> **Your task**
What is the count of lines that hold the word "which"? Give only the number.

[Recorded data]
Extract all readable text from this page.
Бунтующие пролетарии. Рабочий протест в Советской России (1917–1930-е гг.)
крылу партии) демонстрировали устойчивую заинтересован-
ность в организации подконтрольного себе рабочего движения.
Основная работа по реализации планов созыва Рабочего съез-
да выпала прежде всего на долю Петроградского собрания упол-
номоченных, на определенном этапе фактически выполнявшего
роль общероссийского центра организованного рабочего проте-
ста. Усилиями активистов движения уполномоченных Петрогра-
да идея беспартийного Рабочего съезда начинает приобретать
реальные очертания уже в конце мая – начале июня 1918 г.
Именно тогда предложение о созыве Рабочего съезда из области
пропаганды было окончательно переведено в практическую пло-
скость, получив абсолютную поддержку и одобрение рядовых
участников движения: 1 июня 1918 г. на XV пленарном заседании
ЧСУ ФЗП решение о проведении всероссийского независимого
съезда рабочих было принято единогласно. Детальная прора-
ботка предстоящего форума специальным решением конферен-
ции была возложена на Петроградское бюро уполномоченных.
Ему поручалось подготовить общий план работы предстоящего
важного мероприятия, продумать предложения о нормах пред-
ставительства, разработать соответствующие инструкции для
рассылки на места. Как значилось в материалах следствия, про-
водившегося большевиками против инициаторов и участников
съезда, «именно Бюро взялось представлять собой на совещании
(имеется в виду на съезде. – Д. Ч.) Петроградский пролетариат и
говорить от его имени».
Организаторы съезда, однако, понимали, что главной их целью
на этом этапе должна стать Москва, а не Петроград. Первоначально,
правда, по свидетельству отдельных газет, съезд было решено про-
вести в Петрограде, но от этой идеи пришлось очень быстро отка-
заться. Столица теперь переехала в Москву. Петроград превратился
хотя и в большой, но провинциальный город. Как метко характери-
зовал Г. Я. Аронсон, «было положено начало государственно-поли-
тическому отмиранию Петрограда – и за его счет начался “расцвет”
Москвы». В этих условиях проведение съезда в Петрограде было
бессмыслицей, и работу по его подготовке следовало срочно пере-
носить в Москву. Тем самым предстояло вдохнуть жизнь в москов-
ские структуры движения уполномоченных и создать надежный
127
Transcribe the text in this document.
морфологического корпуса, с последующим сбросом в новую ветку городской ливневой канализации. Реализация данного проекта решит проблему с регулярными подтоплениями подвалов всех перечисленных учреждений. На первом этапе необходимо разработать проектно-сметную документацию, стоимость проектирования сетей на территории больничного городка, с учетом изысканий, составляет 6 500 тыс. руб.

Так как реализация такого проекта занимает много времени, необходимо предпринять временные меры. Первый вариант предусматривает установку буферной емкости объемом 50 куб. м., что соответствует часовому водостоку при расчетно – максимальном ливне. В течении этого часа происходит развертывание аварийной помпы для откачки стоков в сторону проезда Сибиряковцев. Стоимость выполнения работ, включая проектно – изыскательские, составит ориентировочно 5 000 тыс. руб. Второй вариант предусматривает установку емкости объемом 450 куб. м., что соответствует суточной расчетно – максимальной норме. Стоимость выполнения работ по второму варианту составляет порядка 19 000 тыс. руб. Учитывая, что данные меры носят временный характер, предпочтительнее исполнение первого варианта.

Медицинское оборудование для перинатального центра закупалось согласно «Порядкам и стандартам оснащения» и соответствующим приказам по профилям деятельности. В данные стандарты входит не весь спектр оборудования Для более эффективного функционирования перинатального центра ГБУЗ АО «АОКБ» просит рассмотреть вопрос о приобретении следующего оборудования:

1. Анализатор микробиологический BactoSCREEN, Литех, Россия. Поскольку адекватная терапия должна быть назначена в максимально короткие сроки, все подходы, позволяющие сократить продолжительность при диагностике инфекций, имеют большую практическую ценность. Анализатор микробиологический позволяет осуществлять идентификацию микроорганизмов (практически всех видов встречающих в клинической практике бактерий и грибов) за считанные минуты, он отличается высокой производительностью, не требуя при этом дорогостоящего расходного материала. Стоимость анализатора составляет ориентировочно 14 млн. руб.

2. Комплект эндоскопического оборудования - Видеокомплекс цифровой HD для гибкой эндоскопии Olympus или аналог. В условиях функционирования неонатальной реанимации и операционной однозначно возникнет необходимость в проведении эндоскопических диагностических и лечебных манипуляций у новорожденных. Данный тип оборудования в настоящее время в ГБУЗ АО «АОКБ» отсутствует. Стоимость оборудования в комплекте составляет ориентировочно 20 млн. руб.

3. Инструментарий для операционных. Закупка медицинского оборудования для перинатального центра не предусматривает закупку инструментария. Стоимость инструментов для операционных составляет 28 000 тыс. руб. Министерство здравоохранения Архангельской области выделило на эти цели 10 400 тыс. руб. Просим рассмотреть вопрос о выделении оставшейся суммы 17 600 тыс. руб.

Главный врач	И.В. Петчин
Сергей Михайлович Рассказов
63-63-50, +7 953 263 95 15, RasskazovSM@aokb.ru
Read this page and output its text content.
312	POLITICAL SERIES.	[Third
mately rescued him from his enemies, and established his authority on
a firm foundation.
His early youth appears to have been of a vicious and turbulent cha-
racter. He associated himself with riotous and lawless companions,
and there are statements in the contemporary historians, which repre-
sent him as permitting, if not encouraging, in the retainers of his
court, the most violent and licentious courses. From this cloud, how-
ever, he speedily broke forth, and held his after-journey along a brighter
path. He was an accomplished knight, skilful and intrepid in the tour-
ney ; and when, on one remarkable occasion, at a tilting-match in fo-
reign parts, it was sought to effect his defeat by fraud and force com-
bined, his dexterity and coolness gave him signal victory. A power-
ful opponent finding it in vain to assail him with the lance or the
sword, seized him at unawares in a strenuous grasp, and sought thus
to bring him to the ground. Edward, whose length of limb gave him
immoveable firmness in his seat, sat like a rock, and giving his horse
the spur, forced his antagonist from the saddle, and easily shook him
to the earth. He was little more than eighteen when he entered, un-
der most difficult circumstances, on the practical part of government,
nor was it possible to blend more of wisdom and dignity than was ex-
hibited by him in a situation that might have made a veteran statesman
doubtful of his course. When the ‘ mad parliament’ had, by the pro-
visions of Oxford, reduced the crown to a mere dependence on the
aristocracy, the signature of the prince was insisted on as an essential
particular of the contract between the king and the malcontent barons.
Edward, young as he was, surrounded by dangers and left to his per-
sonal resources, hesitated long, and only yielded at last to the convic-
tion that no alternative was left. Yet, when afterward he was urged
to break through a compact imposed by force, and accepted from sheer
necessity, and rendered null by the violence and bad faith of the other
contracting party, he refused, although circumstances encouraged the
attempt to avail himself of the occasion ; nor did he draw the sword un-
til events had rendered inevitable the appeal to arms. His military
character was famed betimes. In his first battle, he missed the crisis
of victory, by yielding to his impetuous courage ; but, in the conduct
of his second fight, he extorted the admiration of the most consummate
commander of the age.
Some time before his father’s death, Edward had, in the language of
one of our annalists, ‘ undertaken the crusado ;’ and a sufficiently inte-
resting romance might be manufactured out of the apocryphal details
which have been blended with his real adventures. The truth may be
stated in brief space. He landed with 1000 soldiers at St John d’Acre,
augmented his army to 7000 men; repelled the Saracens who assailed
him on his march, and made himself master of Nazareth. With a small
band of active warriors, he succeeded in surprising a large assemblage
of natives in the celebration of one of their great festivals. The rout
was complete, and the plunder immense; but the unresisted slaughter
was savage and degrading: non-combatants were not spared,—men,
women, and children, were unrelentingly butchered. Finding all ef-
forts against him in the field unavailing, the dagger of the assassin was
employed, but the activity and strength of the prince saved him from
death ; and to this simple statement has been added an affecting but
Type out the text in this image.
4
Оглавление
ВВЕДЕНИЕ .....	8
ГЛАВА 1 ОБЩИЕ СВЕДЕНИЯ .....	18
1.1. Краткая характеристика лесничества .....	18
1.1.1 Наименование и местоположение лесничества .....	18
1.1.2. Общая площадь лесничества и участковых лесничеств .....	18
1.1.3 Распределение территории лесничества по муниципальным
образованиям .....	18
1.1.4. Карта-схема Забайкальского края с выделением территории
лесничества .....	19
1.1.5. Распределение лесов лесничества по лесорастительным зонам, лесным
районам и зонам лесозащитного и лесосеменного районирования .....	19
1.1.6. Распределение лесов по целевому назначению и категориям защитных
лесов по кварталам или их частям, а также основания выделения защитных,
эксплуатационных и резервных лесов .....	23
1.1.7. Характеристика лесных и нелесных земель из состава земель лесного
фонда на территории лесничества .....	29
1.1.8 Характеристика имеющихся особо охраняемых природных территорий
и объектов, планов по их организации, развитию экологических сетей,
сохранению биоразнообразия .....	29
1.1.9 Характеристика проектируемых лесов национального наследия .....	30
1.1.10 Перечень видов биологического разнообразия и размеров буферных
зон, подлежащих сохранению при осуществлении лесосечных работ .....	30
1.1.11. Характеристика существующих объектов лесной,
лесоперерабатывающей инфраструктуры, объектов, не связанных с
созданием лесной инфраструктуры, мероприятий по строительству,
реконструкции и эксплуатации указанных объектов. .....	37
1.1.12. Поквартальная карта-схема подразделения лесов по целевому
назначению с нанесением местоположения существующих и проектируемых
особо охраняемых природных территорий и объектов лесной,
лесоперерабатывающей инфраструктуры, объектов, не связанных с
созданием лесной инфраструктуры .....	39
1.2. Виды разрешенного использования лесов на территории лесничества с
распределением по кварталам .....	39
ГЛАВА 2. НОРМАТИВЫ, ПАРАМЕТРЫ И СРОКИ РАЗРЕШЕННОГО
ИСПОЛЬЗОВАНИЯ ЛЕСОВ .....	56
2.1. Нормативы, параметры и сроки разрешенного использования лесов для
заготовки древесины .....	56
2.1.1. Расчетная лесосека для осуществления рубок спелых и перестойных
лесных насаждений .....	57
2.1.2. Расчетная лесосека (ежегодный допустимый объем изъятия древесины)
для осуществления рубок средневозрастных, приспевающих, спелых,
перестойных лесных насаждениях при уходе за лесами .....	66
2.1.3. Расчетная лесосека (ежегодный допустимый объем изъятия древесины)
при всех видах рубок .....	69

> **Solution to this problem**
2